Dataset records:
######

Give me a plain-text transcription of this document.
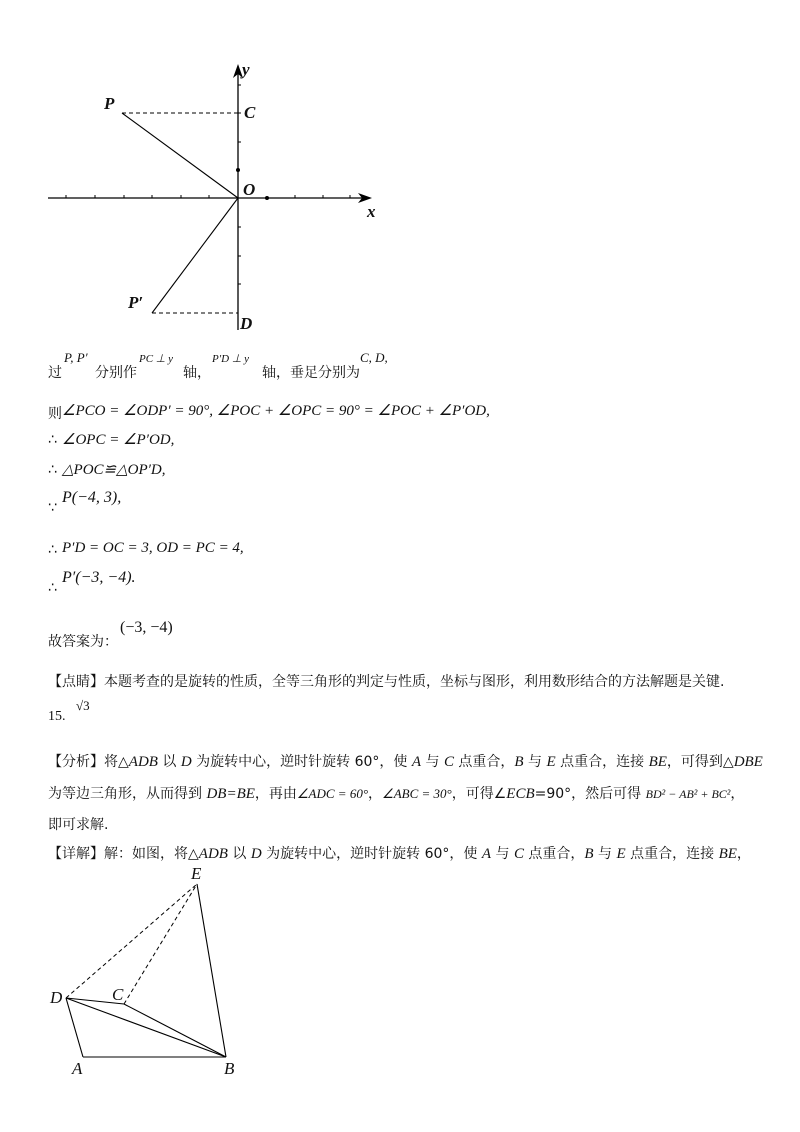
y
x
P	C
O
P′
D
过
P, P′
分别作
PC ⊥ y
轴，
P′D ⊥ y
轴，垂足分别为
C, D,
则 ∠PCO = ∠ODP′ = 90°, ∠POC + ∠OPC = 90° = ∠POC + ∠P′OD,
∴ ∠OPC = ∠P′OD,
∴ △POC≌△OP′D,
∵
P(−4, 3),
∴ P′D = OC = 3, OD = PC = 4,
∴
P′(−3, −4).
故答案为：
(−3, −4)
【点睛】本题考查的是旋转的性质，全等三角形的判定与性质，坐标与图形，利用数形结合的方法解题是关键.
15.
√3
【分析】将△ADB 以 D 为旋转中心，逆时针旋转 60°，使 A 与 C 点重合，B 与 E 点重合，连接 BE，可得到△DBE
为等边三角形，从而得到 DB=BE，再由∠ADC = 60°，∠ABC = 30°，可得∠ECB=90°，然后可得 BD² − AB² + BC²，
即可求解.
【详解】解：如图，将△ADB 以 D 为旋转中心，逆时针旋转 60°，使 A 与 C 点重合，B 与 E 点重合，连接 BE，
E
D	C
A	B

######

■ **Objective**:
Every entry above is to be set down exactly; the pictures are to be left out.

■ **Reply**:
Give me a plain-text transcription of this document.
y
x
P	C
O
P′
D
过
P, P′
分别作
PC ⊥ y
轴，
P′D ⊥ y
轴，垂足分别为
C, D,
则 ∠PCO = ∠ODP′ = 90°, ∠POC + ∠OPC = 90° = ∠POC + ∠P′OD,
∴ ∠OPC = ∠P′OD,
∴ △POC≌△OP′D,
∵
P(−4, 3),
∴ P′D = OC = 3, OD = PC = 4,
∴
P′(−3, −4).
故答案为：
(−3, −4)
【点睛】本题考查的是旋转的性质，全等三角形的判定与性质，坐标与图形，利用数形结合的方法解题是关键.
15.
√3
【分析】将△ADB 以 D 为旋转中心，逆时针旋转 60°，使 A 与 C 点重合，B 与 E 点重合，连接 BE，可得到△DBE
为等边三角形，从而得到 DB=BE，再由∠ADC = 60°，∠ABC = 30°，可得∠ECB=90°，然后可得 BD² − AB² + BC²，
即可求解.
【详解】解：如图，将△ADB 以 D 为旋转中心，逆时针旋转 60°，使 A 与 C 点重合，B 与 E 点重合，连接 BE，
E
D	C
A	B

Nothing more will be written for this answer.